━━ Dataset records ━━

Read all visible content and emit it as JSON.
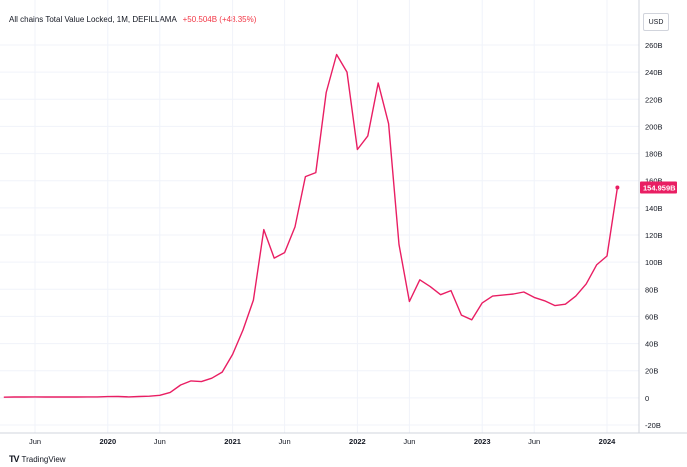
{
  "legend": {
    "title": "All chains Total Value Locked, 1M, DEFILLAMA",
    "change": "+50.504B (+48.35%)"
  },
  "currency": "USD",
  "brand": {
    "logo": "TV",
    "name": "TradingView"
  },
  "colors": {
    "line": "#e91e63",
    "last_label_bg": "#e91e63",
    "grid": "#f0f3fa",
    "axis_line": "#d1d4dc"
  },
  "chart_data": {
    "type": "line",
    "title": "All chains Total Value Locked, 1M, DEFILLAMA",
    "xlabel": "",
    "ylabel": "",
    "x_ticks": [
      {
        "label": "Jun",
        "date": "2019-06",
        "bold": false
      },
      {
        "label": "2020",
        "date": "2020-01",
        "bold": true
      },
      {
        "label": "Jun",
        "date": "2020-06",
        "bold": false
      },
      {
        "label": "2021",
        "date": "2021-01",
        "bold": true
      },
      {
        "label": "Jun",
        "date": "2021-06",
        "bold": false
      },
      {
        "label": "2022",
        "date": "2022-01",
        "bold": true
      },
      {
        "label": "Jun",
        "date": "2022-06",
        "bold": false
      },
      {
        "label": "2023",
        "date": "2023-01",
        "bold": true
      },
      {
        "label": "Jun",
        "date": "2023-06",
        "bold": false
      },
      {
        "label": "2024",
        "date": "2024-01",
        "bold": true
      }
    ],
    "y_ticks": [
      "260B",
      "240B",
      "220B",
      "200B",
      "180B",
      "160B",
      "140B",
      "120B",
      "100B",
      "80B",
      "60B",
      "40B",
      "20B",
      "0",
      "-20B"
    ],
    "ylim": [
      -20,
      260
    ],
    "y_unit": "B USD",
    "last_value_label": "154.959B",
    "series": [
      {
        "values": [
          [
            "2019-03",
            0.5
          ],
          [
            "2019-04",
            0.6
          ],
          [
            "2019-05",
            0.6
          ],
          [
            "2019-06",
            0.7
          ],
          [
            "2019-07",
            0.6
          ],
          [
            "2019-08",
            0.6
          ],
          [
            "2019-09",
            0.6
          ],
          [
            "2019-10",
            0.6
          ],
          [
            "2019-11",
            0.7
          ],
          [
            "2019-12",
            0.7
          ],
          [
            "2020-01",
            0.9
          ],
          [
            "2020-02",
            1.0
          ],
          [
            "2020-03",
            0.7
          ],
          [
            "2020-04",
            1.0
          ],
          [
            "2020-05",
            1.2
          ],
          [
            "2020-06",
            1.9
          ],
          [
            "2020-07",
            4.0
          ],
          [
            "2020-08",
            9.5
          ],
          [
            "2020-09",
            12.5
          ],
          [
            "2020-10",
            12.0
          ],
          [
            "2020-11",
            14.5
          ],
          [
            "2020-12",
            19.0
          ],
          [
            "2021-01",
            32.0
          ],
          [
            "2021-02",
            50.0
          ],
          [
            "2021-03",
            72.0
          ],
          [
            "2021-04",
            124.0
          ],
          [
            "2021-05",
            103.0
          ],
          [
            "2021-06",
            107.0
          ],
          [
            "2021-07",
            126.0
          ],
          [
            "2021-08",
            163.0
          ],
          [
            "2021-09",
            166.0
          ],
          [
            "2021-10",
            225.0
          ],
          [
            "2021-11",
            253.0
          ],
          [
            "2021-12",
            240.0
          ],
          [
            "2022-01",
            183.0
          ],
          [
            "2022-02",
            193.0
          ],
          [
            "2022-03",
            232.0
          ],
          [
            "2022-04",
            202.0
          ],
          [
            "2022-05",
            113.0
          ],
          [
            "2022-06",
            71.0
          ],
          [
            "2022-07",
            87.0
          ],
          [
            "2022-08",
            82.0
          ],
          [
            "2022-09",
            76.0
          ],
          [
            "2022-10",
            79.0
          ],
          [
            "2022-11",
            61.0
          ],
          [
            "2022-12",
            57.5
          ],
          [
            "2023-01",
            70.0
          ],
          [
            "2023-02",
            75.0
          ],
          [
            "2023-04",
            76.5
          ],
          [
            "2023-05",
            78.0
          ],
          [
            "2023-06",
            74.0
          ],
          [
            "2023-07",
            71.5
          ],
          [
            "2023-08",
            68.0
          ],
          [
            "2023-09",
            69.0
          ],
          [
            "2023-10",
            75.0
          ],
          [
            "2023-11",
            84.0
          ],
          [
            "2023-12",
            98.0
          ],
          [
            "2024-01",
            104.5
          ],
          [
            "2024-02",
            154.959
          ]
        ]
      }
    ]
  }
}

━━━

Stated problem: Quote the preceding listing precisely and completely, omitting its images.

Full solution:
Read all visible content and emit it as JSON.
{
  "legend": {
    "title": "All chains Total Value Locked, 1M, DEFILLAMA",
    "change": "+50.504B (+48.35%)"
  },
  "currency": "USD",
  "brand": {
    "logo": "TV",
    "name": "TradingView"
  },
  "colors": {
    "line": "#e91e63",
    "last_label_bg": "#e91e63",
    "grid": "#f0f3fa",
    "axis_line": "#d1d4dc"
  },
  "chart_data": {
    "type": "line",
    "title": "All chains Total Value Locked, 1M, DEFILLAMA",
    "xlabel": "",
    "ylabel": "",
    "x_ticks": [
      {
        "label": "Jun",
        "date": "2019-06",
        "bold": false
      },
      {
        "label": "2020",
        "date": "2020-01",
        "bold": true
      },
      {
        "label": "Jun",
        "date": "2020-06",
        "bold": false
      },
      {
        "label": "2021",
        "date": "2021-01",
        "bold": true
      },
      {
        "label": "Jun",
        "date": "2021-06",
        "bold": false
      },
      {
        "label": "2022",
        "date": "2022-01",
        "bold": true
      },
      {
        "label": "Jun",
        "date": "2022-06",
        "bold": false
      },
      {
        "label": "2023",
        "date": "2023-01",
        "bold": true
      },
      {
        "label": "Jun",
        "date": "2023-06",
        "bold": false
      },
      {
        "label": "2024",
        "date": "2024-01",
        "bold": true
      }
    ],
    "y_ticks": [
      "260B",
      "240B",
      "220B",
      "200B",
      "180B",
      "160B",
      "140B",
      "120B",
      "100B",
      "80B",
      "60B",
      "40B",
      "20B",
      "0",
      "-20B"
    ],
    "ylim": [
      -20,
      260
    ],
    "y_unit": "B USD",
    "last_value_label": "154.959B",
    "series": [
      {
        "values": [
          [
            "2019-03",
            0.5
          ],
          [
            "2019-04",
            0.6
          ],
          [
            "2019-05",
            0.6
          ],
          [
            "2019-06",
            0.7
          ],
          [
            "2019-07",
            0.6
          ],
          [
            "2019-08",
            0.6
          ],
          [
            "2019-09",
            0.6
          ],
          [
            "2019-10",
            0.6
          ],
          [
            "2019-11",
            0.7
          ],
          [
            "2019-12",
            0.7
          ],
          [
            "2020-01",
            0.9
          ],
          [
            "2020-02",
            1.0
          ],
          [
            "2020-03",
            0.7
          ],
          [
            "2020-04",
            1.0
          ],
          [
            "2020-05",
            1.2
          ],
          [
            "2020-06",
            1.9
          ],
          [
            "2020-07",
            4.0
          ],
          [
            "2020-08",
            9.5
          ],
          [
            "2020-09",
            12.5
          ],
          [
            "2020-10",
            12.0
          ],
          [
            "2020-11",
            14.5
          ],
          [
            "2020-12",
            19.0
          ],
          [
            "2021-01",
            32.0
          ],
          [
            "2021-02",
            50.0
          ],
          [
            "2021-03",
            72.0
          ],
          [
            "2021-04",
            124.0
          ],
          [
            "2021-05",
            103.0
          ],
          [
            "2021-06",
            107.0
          ],
          [
            "2021-07",
            126.0
          ],
          [
            "2021-08",
            163.0
          ],
          [
            "2021-09",
            166.0
          ],
          [
            "2021-10",
            225.0
          ],
          [
            "2021-11",
            253.0
          ],
          [
            "2021-12",
            240.0
          ],
          [
            "2022-01",
            183.0
          ],
          [
            "2022-02",
            193.0
          ],
          [
            "2022-03",
            232.0
          ],
          [
            "2022-04",
            202.0
          ],
          [
            "2022-05",
            113.0
          ],
          [
            "2022-06",
            71.0
          ],
          [
            "2022-07",
            87.0
          ],
          [
            "2022-08",
            82.0
          ],
          [
            "2022-09",
            76.0
          ],
          [
            "2022-10",
            79.0
          ],
          [
            "2022-11",
            61.0
          ],
          [
            "2022-12",
            57.5
          ],
          [
            "2023-01",
            70.0
          ],
          [
            "2023-02",
            75.0
          ],
          [
            "2023-04",
            76.5
          ],
          [
            "2023-05",
            78.0
          ],
          [
            "2023-06",
            74.0
          ],
          [
            "2023-07",
            71.5
          ],
          [
            "2023-08",
            68.0
          ],
          [
            "2023-09",
            69.0
          ],
          [
            "2023-10",
            75.0
          ],
          [
            "2023-11",
            84.0
          ],
          [
            "2023-12",
            98.0
          ],
          [
            "2024-01",
            104.5
          ],
          [
            "2024-02",
            154.959
          ]
        ]
      }
    ]
  }
}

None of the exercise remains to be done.